Task to carry out: Print the full listing exactly.

Entries provided:
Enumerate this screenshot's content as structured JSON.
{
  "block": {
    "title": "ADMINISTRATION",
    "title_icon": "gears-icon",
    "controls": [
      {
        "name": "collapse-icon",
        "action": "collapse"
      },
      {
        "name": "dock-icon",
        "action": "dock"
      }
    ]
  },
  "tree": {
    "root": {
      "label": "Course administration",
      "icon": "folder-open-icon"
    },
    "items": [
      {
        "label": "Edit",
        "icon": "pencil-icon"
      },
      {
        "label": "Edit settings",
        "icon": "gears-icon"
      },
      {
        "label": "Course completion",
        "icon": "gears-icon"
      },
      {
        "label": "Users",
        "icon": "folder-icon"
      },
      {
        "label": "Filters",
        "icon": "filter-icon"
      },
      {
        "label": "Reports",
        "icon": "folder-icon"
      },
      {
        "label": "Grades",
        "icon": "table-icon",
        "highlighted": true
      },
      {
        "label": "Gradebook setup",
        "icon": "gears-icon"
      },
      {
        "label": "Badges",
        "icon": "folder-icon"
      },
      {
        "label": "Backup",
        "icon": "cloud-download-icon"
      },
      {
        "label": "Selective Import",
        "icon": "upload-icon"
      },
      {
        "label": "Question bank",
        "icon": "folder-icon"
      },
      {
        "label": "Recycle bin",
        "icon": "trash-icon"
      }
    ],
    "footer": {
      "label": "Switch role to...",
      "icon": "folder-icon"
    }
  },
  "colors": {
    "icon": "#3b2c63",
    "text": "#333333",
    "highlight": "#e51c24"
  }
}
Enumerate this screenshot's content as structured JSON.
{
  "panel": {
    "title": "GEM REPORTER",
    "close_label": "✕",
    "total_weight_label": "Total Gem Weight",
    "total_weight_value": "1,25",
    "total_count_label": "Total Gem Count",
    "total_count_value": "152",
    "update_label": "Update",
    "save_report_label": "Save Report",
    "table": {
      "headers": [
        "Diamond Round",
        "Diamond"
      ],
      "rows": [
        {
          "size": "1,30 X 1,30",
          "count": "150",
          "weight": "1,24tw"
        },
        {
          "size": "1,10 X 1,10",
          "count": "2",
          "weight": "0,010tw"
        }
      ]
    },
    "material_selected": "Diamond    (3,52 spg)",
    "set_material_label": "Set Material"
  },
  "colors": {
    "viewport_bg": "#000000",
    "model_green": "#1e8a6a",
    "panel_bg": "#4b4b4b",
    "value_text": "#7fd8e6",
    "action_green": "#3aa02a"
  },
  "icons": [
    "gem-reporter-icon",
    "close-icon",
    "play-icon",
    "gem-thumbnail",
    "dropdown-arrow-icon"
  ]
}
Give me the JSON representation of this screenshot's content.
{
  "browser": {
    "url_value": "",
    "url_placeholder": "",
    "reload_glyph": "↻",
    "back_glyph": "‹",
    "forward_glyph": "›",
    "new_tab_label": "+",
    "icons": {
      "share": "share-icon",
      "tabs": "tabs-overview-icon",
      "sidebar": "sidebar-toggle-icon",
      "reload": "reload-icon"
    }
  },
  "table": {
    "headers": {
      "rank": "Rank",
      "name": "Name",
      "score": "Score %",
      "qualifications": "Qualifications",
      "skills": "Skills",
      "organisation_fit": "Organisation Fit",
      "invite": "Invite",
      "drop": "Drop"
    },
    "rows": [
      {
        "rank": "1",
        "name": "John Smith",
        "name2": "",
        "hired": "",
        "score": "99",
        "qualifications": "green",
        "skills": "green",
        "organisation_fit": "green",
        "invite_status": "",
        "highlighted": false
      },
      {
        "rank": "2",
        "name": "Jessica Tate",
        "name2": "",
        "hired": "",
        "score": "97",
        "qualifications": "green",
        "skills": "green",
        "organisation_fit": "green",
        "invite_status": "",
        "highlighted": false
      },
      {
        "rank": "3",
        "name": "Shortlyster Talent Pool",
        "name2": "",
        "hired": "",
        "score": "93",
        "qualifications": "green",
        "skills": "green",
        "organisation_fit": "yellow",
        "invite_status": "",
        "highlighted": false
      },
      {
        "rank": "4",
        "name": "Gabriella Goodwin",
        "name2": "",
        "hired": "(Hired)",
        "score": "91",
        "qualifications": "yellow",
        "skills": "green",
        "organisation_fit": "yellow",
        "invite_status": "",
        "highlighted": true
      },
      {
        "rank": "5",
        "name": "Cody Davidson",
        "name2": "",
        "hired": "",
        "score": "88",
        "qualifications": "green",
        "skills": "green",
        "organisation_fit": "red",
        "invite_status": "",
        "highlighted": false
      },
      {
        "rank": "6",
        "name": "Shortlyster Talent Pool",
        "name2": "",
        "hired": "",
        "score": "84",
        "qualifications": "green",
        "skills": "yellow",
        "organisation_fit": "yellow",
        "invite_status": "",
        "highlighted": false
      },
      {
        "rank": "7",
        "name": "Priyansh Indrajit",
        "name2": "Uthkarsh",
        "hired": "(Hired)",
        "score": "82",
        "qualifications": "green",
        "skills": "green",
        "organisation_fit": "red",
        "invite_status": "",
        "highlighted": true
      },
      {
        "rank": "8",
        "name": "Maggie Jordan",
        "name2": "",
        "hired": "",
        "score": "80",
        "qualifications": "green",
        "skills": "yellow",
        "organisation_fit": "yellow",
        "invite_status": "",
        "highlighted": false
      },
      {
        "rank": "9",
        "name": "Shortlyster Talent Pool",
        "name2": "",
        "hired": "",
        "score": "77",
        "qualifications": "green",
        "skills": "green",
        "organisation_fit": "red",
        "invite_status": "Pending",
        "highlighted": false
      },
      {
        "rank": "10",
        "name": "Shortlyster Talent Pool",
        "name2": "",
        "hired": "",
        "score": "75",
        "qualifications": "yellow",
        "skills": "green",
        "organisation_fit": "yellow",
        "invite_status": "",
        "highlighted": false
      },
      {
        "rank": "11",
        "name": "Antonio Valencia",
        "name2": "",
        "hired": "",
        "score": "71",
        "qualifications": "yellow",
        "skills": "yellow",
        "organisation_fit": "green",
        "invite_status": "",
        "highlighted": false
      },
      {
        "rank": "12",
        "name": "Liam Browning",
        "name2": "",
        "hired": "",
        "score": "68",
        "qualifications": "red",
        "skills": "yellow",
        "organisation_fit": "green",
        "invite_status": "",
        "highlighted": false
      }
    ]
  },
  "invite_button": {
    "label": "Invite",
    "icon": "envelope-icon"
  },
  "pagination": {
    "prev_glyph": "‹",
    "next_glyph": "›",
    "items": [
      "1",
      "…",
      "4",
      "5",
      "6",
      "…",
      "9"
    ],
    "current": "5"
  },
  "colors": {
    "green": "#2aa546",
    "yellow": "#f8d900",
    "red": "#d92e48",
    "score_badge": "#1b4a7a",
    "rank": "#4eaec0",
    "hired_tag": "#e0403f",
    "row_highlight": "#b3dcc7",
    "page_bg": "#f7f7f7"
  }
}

Result:
Enumerate this screenshot's content as structured JSON.
{
  "block": {
    "title": "ADMINISTRATION",
    "title_icon": "gears-icon",
    "controls": [
      {
        "name": "collapse-icon",
        "action": "collapse"
      },
      {
        "name": "dock-icon",
        "action": "dock"
      }
    ]
  },
  "tree": {
    "root": {
      "label": "Course administration",
      "icon": "folder-open-icon"
    },
    "items": [
      {
        "label": "Edit",
        "icon": "pencil-icon"
      },
      {
        "label": "Edit settings",
        "icon": "gears-icon"
      },
      {
        "label": "Course completion",
        "icon": "gears-icon"
      },
      {
        "label": "Users",
        "icon": "folder-icon"
      },
      {
        "label": "Filters",
        "icon": "filter-icon"
      },
      {
        "label": "Reports",
        "icon": "folder-icon"
      },
      {
        "label": "Grades",
        "icon": "table-icon",
        "highlighted": true
      },
      {
        "label": "Gradebook setup",
        "icon": "gears-icon"
      },
      {
        "label": "Badges",
        "icon": "folder-icon"
      },
      {
        "label": "Backup",
        "icon": "cloud-download-icon"
      },
      {
        "label": "Selective Import",
        "icon": "upload-icon"
      },
      {
        "label": "Question bank",
        "icon": "folder-icon"
      },
      {
        "label": "Recycle bin",
        "icon": "trash-icon"
      }
    ],
    "footer": {
      "label": "Switch role to...",
      "icon": "folder-icon"
    }
  },
  "colors": {
    "icon": "#3b2c63",
    "text": "#333333",
    "highlight": "#e51c24"
  }
}
Enumerate this screenshot's content as structured JSON.
{
  "panel": {
    "title": "GEM REPORTER",
    "close_label": "✕",
    "total_weight_label": "Total Gem Weight",
    "total_weight_value": "1,25",
    "total_count_label": "Total Gem Count",
    "total_count_value": "152",
    "update_label": "Update",
    "save_report_label": "Save Report",
    "table": {
      "headers": [
        "Diamond Round",
        "Diamond"
      ],
      "rows": [
        {
          "size": "1,30 X 1,30",
          "count": "150",
          "weight": "1,24tw"
        },
        {
          "size": "1,10 X 1,10",
          "count": "2",
          "weight": "0,010tw"
        }
      ]
    },
    "material_selected": "Diamond    (3,52 spg)",
    "set_material_label": "Set Material"
  },
  "colors": {
    "viewport_bg": "#000000",
    "model_green": "#1e8a6a",
    "panel_bg": "#4b4b4b",
    "value_text": "#7fd8e6",
    "action_green": "#3aa02a"
  },
  "icons": [
    "gem-reporter-icon",
    "close-icon",
    "play-icon",
    "gem-thumbnail",
    "dropdown-arrow-icon"
  ]
}
Give me the JSON representation of this screenshot's content.
{
  "browser": {
    "url_value": "",
    "url_placeholder": "",
    "reload_glyph": "↻",
    "back_glyph": "‹",
    "forward_glyph": "›",
    "new_tab_label": "+",
    "icons": {
      "share": "share-icon",
      "tabs": "tabs-overview-icon",
      "sidebar": "sidebar-toggle-icon",
      "reload": "reload-icon"
    }
  },
  "table": {
    "headers": {
      "rank": "Rank",
      "name": "Name",
      "score": "Score %",
      "qualifications": "Qualifications",
      "skills": "Skills",
      "organisation_fit": "Organisation Fit",
      "invite": "Invite",
      "drop": "Drop"
    },
    "rows": [
      {
        "rank": "1",
        "name": "John Smith",
        "name2": "",
        "hired": "",
        "score": "99",
        "qualifications": "green",
        "skills": "green",
        "organisation_fit": "green",
        "invite_status": "",
        "highlighted": false
      },
      {
        "rank": "2",
        "name": "Jessica Tate",
        "name2": "",
        "hired": "",
        "score": "97",
        "qualifications": "green",
        "skills": "green",
        "organisation_fit": "green",
        "invite_status": "",
        "highlighted": false
      },
      {
        "rank": "3",
        "name": "Shortlyster Talent Pool",
        "name2": "",
        "hired": "",
        "score": "93",
        "qualifications": "green",
        "skills": "green",
        "organisation_fit": "yellow",
        "invite_status": "",
        "highlighted": false
      },
      {
        "rank": "4",
        "name": "Gabriella Goodwin",
        "name2": "",
        "hired": "(Hired)",
        "score": "91",
        "qualifications": "yellow",
        "skills": "green",
        "organisation_fit": "yellow",
        "invite_status": "",
        "highlighted": true
      },
      {
        "rank": "5",
        "name": "Cody Davidson",
        "name2": "",
        "hired": "",
        "score": "88",
        "qualifications": "green",
        "skills": "green",
        "organisation_fit": "red",
        "invite_status": "",
        "highlighted": false
      },
      {
        "rank": "6",
        "name": "Shortlyster Talent Pool",
        "name2": "",
        "hired": "",
        "score": "84",
        "qualifications": "green",
        "skills": "yellow",
        "organisation_fit": "yellow",
        "invite_status": "",
        "highlighted": false
      },
      {
        "rank": "7",
        "name": "Priyansh Indrajit",
        "name2": "Uthkarsh",
        "hired": "(Hired)",
        "score": "82",
        "qualifications": "green",
        "skills": "green",
        "organisation_fit": "red",
        "invite_status": "",
        "highlighted": true
      },
      {
        "rank": "8",
        "name": "Maggie Jordan",
        "name2": "",
        "hired": "",
        "score": "80",
        "qualifications": "green",
        "skills": "yellow",
        "organisation_fit": "yellow",
        "invite_status": "",
        "highlighted": false
      },
      {
        "rank": "9",
        "name": "Shortlyster Talent Pool",
        "name2": "",
        "hired": "",
        "score": "77",
        "qualifications": "green",
        "skills": "green",
        "organisation_fit": "red",
        "invite_status": "Pending",
        "highlighted": false
      },
      {
        "rank": "10",
        "name": "Shortlyster Talent Pool",
        "name2": "",
        "hired": "",
        "score": "75",
        "qualifications": "yellow",
        "skills": "green",
        "organisation_fit": "yellow",
        "invite_status": "",
        "highlighted": false
      },
      {
        "rank": "11",
        "name": "Antonio Valencia",
        "name2": "",
        "hired": "",
        "score": "71",
        "qualifications": "yellow",
        "skills": "yellow",
        "organisation_fit": "green",
        "invite_status": "",
        "highlighted": false
      },
      {
        "rank": "12",
        "name": "Liam Browning",
        "name2": "",
        "hired": "",
        "score": "68",
        "qualifications": "red",
        "skills": "yellow",
        "organisation_fit": "green",
        "invite_status": "",
        "highlighted": false
      }
    ]
  },
  "invite_button": {
    "label": "Invite",
    "icon": "envelope-icon"
  },
  "pagination": {
    "prev_glyph": "‹",
    "next_glyph": "›",
    "items": [
      "1",
      "…",
      "4",
      "5",
      "6",
      "…",
      "9"
    ],
    "current": "5"
  },
  "colors": {
    "green": "#2aa546",
    "yellow": "#f8d900",
    "red": "#d92e48",
    "score_badge": "#1b4a7a",
    "rank": "#4eaec0",
    "hired_tag": "#e0403f",
    "row_highlight": "#b3dcc7",
    "page_bg": "#f7f7f7"
  }
}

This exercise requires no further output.